Check each line of the listing below for the word "Brave" and say how many lines have it. Nothing else should be written.

● **Stored records**:
§

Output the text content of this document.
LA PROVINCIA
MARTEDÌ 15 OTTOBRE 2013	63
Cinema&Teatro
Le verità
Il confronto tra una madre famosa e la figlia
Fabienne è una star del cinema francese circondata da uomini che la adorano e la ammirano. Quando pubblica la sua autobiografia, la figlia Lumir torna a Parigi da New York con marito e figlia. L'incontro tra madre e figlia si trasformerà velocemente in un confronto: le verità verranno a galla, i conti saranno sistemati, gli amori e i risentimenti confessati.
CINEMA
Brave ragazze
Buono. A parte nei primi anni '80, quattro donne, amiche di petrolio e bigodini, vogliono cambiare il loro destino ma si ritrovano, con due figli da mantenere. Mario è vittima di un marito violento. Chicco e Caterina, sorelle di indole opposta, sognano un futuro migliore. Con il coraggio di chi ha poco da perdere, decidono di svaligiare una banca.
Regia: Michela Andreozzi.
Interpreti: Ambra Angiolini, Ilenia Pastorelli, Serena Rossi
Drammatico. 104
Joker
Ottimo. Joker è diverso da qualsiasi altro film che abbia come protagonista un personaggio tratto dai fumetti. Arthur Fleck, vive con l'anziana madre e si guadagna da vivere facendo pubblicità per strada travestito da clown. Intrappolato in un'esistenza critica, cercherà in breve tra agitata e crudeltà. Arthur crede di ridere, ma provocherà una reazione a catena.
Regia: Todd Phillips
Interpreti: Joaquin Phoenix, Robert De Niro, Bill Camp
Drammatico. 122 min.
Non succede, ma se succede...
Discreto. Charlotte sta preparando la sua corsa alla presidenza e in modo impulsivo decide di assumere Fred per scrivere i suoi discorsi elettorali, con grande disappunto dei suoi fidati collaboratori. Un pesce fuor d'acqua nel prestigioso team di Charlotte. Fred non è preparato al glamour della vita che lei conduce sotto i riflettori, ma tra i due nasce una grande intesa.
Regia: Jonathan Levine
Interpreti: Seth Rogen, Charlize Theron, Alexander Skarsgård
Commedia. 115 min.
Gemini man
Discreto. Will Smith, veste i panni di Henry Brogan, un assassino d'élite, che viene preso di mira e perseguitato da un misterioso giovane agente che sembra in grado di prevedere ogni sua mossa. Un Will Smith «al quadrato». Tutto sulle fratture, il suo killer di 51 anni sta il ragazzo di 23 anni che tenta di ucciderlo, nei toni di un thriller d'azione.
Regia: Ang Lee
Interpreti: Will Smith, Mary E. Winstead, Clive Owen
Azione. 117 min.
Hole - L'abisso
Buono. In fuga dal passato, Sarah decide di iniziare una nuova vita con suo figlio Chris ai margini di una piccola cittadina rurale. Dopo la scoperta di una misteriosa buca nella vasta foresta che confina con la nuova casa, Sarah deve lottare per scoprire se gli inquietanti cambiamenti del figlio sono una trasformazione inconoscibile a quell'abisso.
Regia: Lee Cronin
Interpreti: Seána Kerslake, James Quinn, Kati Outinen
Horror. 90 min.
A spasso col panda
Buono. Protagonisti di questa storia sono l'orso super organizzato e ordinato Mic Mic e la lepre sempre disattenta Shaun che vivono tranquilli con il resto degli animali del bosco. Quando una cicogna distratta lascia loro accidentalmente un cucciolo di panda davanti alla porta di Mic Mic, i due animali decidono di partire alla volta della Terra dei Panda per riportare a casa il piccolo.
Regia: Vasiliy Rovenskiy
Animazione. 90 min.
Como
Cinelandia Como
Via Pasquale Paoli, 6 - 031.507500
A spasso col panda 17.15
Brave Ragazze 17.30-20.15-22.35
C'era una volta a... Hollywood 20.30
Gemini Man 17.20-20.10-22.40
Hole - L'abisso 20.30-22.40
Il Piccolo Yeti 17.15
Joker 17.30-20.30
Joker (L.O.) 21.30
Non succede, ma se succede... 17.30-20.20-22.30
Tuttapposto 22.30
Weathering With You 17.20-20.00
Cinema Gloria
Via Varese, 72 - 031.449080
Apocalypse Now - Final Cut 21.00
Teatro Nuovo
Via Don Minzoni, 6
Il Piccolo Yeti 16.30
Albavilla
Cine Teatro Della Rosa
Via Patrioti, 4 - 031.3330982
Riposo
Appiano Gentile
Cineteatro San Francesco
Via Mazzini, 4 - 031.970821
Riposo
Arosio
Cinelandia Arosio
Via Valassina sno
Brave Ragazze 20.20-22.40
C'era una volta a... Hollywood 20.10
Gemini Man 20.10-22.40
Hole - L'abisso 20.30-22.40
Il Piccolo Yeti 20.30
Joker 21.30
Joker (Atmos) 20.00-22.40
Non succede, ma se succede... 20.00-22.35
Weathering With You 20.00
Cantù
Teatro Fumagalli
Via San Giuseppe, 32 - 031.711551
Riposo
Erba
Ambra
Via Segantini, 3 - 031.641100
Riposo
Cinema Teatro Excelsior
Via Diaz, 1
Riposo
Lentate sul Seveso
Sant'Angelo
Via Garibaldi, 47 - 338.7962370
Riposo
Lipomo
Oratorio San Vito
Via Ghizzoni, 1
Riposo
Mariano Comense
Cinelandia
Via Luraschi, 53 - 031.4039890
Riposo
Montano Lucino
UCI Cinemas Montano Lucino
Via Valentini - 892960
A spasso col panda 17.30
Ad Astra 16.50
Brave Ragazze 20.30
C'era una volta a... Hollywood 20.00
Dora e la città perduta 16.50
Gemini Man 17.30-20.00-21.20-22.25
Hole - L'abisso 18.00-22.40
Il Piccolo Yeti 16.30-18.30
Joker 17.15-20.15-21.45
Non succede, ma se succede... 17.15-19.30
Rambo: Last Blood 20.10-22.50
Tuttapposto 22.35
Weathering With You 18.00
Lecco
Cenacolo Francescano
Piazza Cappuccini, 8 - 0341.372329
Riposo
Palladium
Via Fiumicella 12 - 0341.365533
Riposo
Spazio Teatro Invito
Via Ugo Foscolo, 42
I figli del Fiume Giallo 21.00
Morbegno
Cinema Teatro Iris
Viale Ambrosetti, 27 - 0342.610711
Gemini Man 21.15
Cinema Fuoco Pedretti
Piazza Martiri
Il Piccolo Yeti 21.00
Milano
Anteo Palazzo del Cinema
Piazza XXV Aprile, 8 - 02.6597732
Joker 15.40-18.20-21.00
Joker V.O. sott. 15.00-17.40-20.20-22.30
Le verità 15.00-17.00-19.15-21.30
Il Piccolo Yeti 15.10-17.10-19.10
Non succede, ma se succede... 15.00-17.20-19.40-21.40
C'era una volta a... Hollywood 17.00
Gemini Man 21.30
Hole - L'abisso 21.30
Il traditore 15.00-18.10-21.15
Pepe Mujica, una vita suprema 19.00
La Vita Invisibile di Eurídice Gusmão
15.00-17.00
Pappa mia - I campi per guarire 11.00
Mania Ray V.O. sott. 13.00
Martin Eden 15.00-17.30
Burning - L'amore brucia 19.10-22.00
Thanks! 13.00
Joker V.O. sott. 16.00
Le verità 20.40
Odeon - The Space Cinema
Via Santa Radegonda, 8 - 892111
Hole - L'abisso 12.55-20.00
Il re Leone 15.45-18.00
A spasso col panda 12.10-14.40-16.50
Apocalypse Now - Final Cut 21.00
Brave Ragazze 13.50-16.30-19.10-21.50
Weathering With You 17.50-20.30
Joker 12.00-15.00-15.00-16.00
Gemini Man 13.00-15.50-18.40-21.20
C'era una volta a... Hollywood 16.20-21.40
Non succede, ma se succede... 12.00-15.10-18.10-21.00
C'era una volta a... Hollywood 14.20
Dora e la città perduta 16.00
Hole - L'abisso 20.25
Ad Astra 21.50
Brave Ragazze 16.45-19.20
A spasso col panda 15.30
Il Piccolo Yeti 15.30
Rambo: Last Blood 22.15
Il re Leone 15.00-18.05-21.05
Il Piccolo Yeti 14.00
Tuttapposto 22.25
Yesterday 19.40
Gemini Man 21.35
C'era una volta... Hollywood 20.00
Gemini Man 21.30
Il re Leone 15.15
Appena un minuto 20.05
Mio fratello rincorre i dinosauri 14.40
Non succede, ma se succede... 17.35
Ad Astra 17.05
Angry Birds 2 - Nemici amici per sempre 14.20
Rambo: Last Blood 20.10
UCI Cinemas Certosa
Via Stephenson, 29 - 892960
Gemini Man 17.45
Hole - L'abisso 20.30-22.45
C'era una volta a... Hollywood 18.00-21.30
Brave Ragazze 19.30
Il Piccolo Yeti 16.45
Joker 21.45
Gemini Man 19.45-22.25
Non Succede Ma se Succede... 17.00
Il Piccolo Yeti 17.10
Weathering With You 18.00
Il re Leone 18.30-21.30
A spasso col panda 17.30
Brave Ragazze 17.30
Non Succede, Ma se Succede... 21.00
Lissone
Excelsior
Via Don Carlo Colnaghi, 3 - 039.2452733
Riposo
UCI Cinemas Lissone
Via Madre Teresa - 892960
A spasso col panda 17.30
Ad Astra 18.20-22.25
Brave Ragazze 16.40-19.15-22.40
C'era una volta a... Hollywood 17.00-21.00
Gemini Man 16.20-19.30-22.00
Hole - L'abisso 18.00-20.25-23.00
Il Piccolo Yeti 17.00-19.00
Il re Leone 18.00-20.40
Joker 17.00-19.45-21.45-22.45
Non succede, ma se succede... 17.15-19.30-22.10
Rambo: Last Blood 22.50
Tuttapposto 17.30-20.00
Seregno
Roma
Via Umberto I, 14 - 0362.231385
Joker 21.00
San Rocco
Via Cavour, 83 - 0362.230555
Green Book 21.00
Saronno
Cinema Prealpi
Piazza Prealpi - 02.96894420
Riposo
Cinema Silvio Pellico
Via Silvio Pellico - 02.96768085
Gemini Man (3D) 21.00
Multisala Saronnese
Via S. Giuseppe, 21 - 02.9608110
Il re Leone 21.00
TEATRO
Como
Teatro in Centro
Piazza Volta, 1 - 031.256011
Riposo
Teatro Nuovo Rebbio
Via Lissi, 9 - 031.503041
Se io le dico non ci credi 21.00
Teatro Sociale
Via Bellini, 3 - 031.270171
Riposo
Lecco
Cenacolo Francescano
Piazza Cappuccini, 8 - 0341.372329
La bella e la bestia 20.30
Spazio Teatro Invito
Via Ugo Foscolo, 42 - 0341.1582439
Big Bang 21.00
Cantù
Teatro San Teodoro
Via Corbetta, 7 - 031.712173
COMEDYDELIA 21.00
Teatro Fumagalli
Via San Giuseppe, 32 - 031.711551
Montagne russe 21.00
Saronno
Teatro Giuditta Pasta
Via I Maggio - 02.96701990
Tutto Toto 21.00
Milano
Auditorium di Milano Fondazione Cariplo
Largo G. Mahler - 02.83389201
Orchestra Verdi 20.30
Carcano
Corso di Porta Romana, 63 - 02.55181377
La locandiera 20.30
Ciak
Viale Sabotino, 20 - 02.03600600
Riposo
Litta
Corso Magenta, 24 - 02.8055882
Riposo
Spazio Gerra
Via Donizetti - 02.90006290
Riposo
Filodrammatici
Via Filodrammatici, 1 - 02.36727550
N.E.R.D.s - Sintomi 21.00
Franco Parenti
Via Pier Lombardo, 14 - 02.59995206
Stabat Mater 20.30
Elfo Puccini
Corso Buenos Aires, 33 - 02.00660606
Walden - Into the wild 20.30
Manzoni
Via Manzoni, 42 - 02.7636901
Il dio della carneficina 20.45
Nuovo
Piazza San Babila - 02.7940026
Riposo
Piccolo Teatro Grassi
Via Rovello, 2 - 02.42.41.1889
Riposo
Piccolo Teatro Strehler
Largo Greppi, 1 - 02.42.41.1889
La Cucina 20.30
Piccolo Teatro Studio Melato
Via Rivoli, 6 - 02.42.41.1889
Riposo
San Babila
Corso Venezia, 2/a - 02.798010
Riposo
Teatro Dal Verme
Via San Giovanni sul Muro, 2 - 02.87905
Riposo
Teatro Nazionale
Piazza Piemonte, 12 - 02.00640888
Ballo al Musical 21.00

§

● **Solution to this task**:
9